EXERCISE DESCRIPTION:
Set all the material down again unchanged, without the pictures.

RECORDS:

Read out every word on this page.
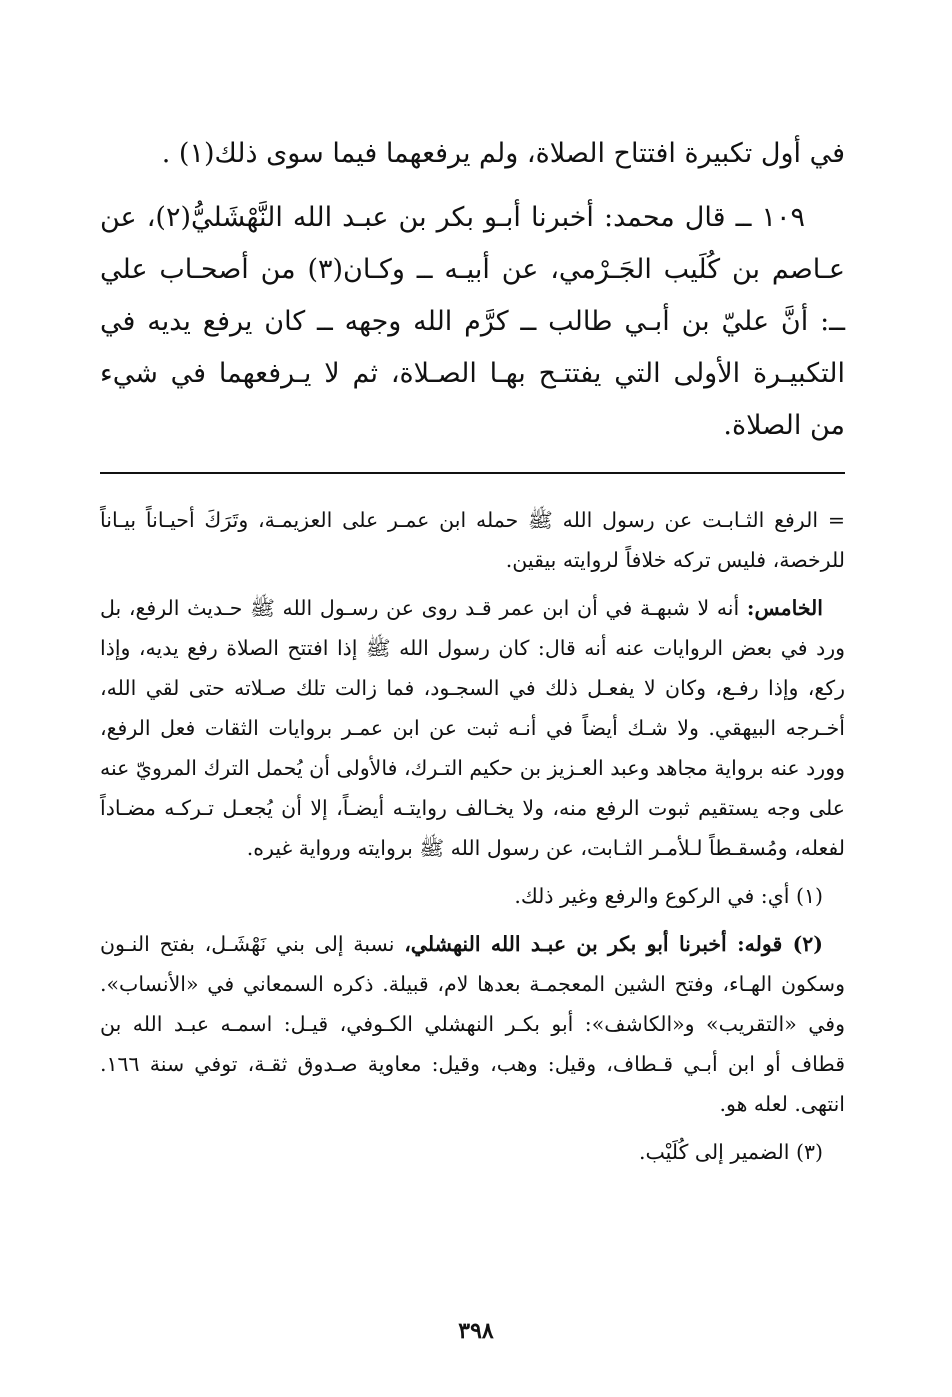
في أول تكبيرة افتتاح الصلاة، ولم يرفعهما فيما سوى ذلك(١) .

١٠٩ ــ قال محمد: أخبرنا أبـو بكر بن عبـد الله النَّهْشَليُّ(٢)، عن عـاصم بن كُلَيب الجَـرْمي، عن أبيـه ــ وكـان(٣) من أصحـاب علي ــ: أنَّ عليّ بن أبـي طالب ــ كرَّم الله وجهه ــ كان يرفع يديه في التكبيـرة الأولى التي يفتتـح بهـا الصـلاة، ثم لا يـرفعهما في شيء من الصلاة.

= الرفع الثـابـت عن رسول الله ﷺ حمله ابن عمـر على العزيمـة، وتَرَكَ أحيـاناً بيـاناً للرخصة، فليس تركه خلافاً لروايته بيقين.

الخامس: أنه لا شبهـة في أن ابن عمر قـد روى عن رسـول الله ﷺ حـديث الرفع، بل ورد في بعض الروايات عنه أنه قال: كان رسول الله ﷺ إذا افتتح الصلاة رفع يديه، وإذا ركع، وإذا رفـع، وكان لا يفعـل ذلك في السجـود، فما زالت تلك صـلاته حتى لقي الله، أخـرجه البيهقي. ولا شـك أيضاً في أنـه ثبت عن ابن عمـر بروايات الثقات فعل الرفع، وورد عنه برواية مجاهد وعبد العـزيز بن حكيم التـرك، فالأولى أن يُحمل الترك المرويّ عنه على وجه يستقيم ثبوت الرفع منه، ولا يخـالف روايتـه أيضـاً، إلا أن يُجعـل تـركـه مضـاداً لفعله، ومُسقـطاً لـلأمـر الثـابت، عن رسول الله ﷺ بروايته ورواية غيره.

(١) أي: في الركوع والرفع وغير ذلك.

(٢) قوله: أخبرنا أبو بكر بن عبـد الله النهشلي، نسبة إلى بني نَهْشَـل، بفتح النـون وسكون الهـاء، وفتح الشين المعجمـة بعدها لام، قبيلة. ذكره السمعاني في «الأنساب». وفي «التقريب» و«الكاشف»: أبو بكـر النهشلي الكـوفي، قيـل: اسمـه عبـد الله بن قطاف أو ابن أبـي قـطاف، وقيل: وهب، وقيل: معاوية صـدوق ثقـة، توفي سنة ١٦٦. انتهى. لعله هو.

(٣) الضمير إلى كُلَيْب.

٣٩٨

SOLUTION TO THIS PROBLEM:
Read out every word on this page.
في أول تكبيرة افتتاح الصلاة، ولم يرفعهما فيما سوى ذلك(١) .

١٠٩ ــ قال محمد: أخبرنا أبـو بكر بن عبـد الله النَّهْشَليُّ(٢)، عن عـاصم بن كُلَيب الجَـرْمي، عن أبيـه ــ وكـان(٣) من أصحـاب علي ــ: أنَّ عليّ بن أبـي طالب ــ كرَّم الله وجهه ــ كان يرفع يديه في التكبيـرة الأولى التي يفتتـح بهـا الصـلاة، ثم لا يـرفعهما في شيء من الصلاة.

= الرفع الثـابـت عن رسول الله ﷺ حمله ابن عمـر على العزيمـة، وتَرَكَ أحيـاناً بيـاناً للرخصة، فليس تركه خلافاً لروايته بيقين.

الخامس: أنه لا شبهـة في أن ابن عمر قـد روى عن رسـول الله ﷺ حـديث الرفع، بل ورد في بعض الروايات عنه أنه قال: كان رسول الله ﷺ إذا افتتح الصلاة رفع يديه، وإذا ركع، وإذا رفـع، وكان لا يفعـل ذلك في السجـود، فما زالت تلك صـلاته حتى لقي الله، أخـرجه البيهقي. ولا شـك أيضاً في أنـه ثبت عن ابن عمـر بروايات الثقات فعل الرفع، وورد عنه برواية مجاهد وعبد العـزيز بن حكيم التـرك، فالأولى أن يُحمل الترك المرويّ عنه على وجه يستقيم ثبوت الرفع منه، ولا يخـالف روايتـه أيضـاً، إلا أن يُجعـل تـركـه مضـاداً لفعله، ومُسقـطاً لـلأمـر الثـابت، عن رسول الله ﷺ بروايته ورواية غيره.

(١) أي: في الركوع والرفع وغير ذلك.

(٢) قوله: أخبرنا أبو بكر بن عبـد الله النهشلي، نسبة إلى بني نَهْشَـل، بفتح النـون وسكون الهـاء، وفتح الشين المعجمـة بعدها لام، قبيلة. ذكره السمعاني في «الأنساب». وفي «التقريب» و«الكاشف»: أبو بكـر النهشلي الكـوفي، قيـل: اسمـه عبـد الله بن قطاف أو ابن أبـي قـطاف، وقيل: وهب، وقيل: معاوية صـدوق ثقـة، توفي سنة ١٦٦. انتهى. لعله هو.

(٣) الضمير إلى كُلَيْب.

٣٩٨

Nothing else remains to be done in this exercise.